TEXT PROVIDED.
SELF-CARE SKILLS FOR PARENTING ATTENTION DIFFERENT CHILDREN
by George T. Lynn, M. A., C.M.H.C.
Parenting a child with attention differences (Attention Deficit, Tourette Syndrome, Obsessive Compulsive) can be an experience that either strengthens parents or stresses them to the point of burnout. I have noticed in my counseling practice that parents who are best at managing their spirited kids are also best at taking care of themselves. Those most effective share five basic characteristics.
1. They see parenting an Attention Different child as a challenge, not a curse. Hans Selye, the researcher who first identified the human stress response in the nineteen twenties said that accepting stressors as challenges is a marker of the healthiest people. He called this the "eustress" response and differentiated it from distress, a reaction style which can result in physical and psychological health problems.

SUPPLIED INFORMATION.

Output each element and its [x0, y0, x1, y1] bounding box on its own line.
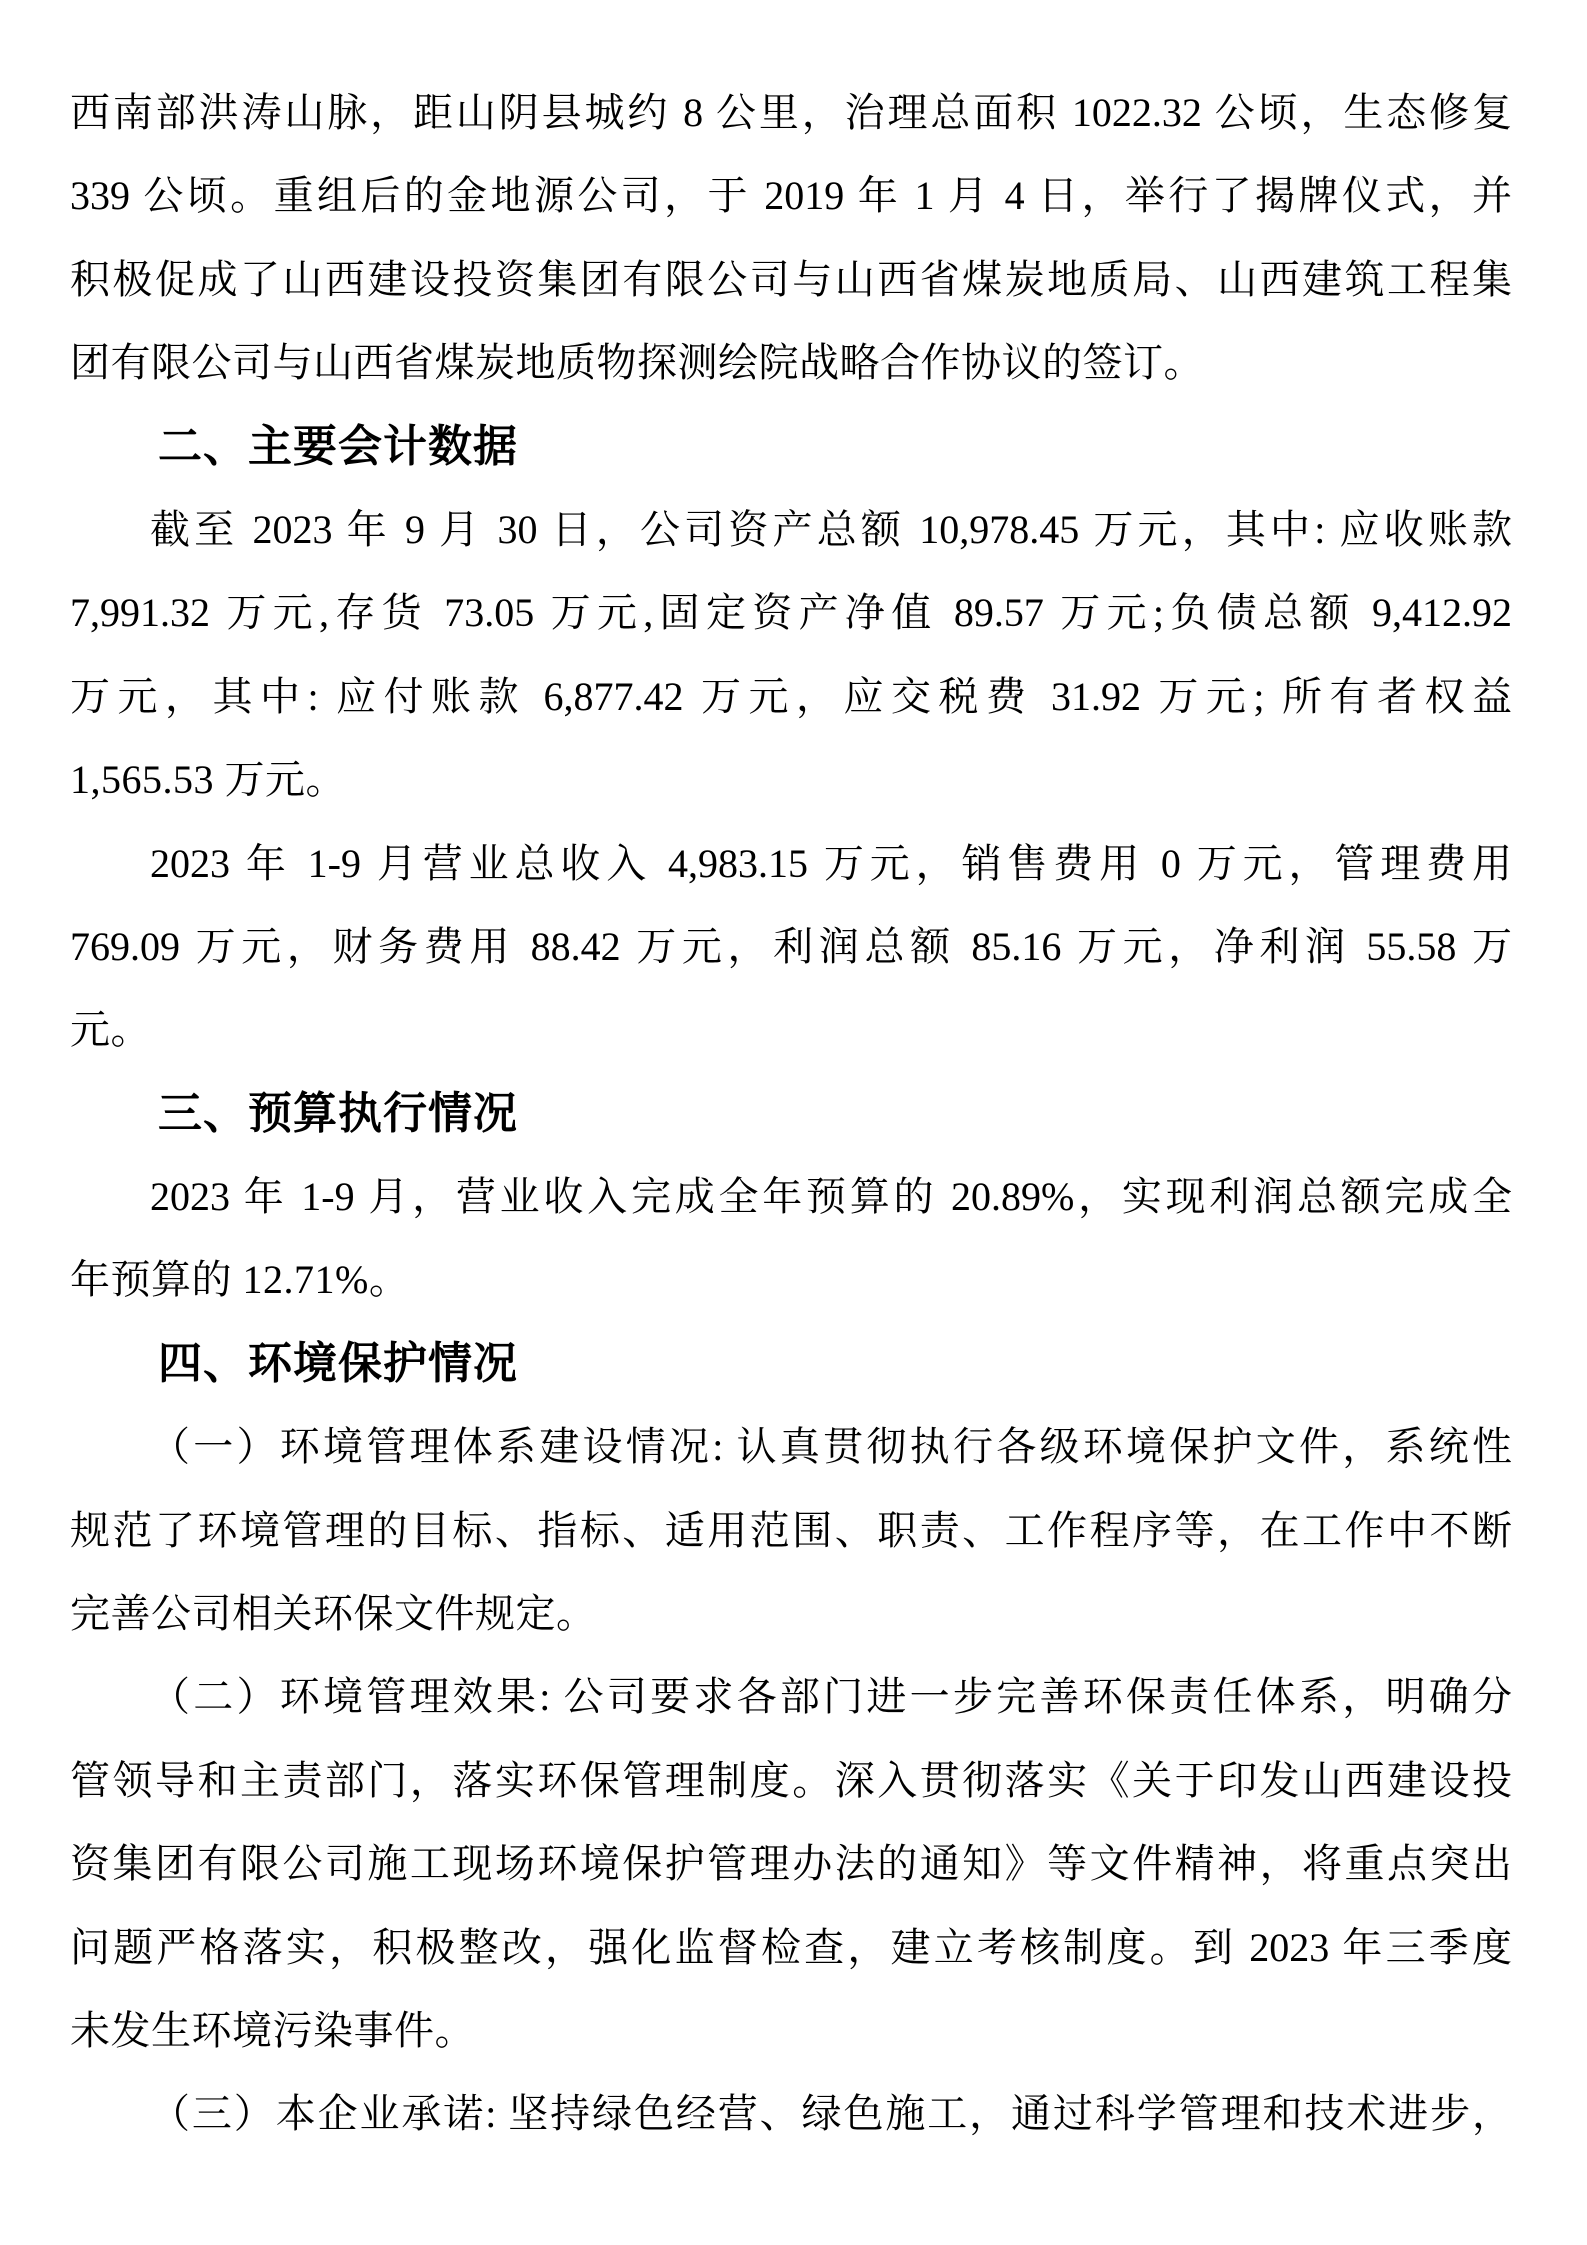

GIVEN PROBLEM A. Reproduce the passage of the self-care article above between "Parenting a child" and "psychological health problems.", inclusive.
GIVEN PROBLEM B. According to the self-care article, what name did Hans Selye give to the response of accepting stressors as challenges?

EXERCISE RESULT A.
Parenting a child with attention differences (Attention Deficit, Tourette Syndrome, Obsessive Compulsive) can be an experience that either strengthens parents or stresses them to the point of burnout. I have noticed in my counseling practice that parents who are best at managing their spirited kids are also best at taking care of themselves. Those most effective share five basic characteristics.
1. They see parenting an Attention Different child as a challenge, not a curse. Hans Selye, the researcher who first identified the human stress response in the nineteen twenties said that accepting stressors as challenges is a marker of the healthiest people. He called this the "eustress" response and differentiated it from distress, a reaction style which can result in physical and psychological health problems.

EXERCISE RESULT B. He called it the "eustress" response.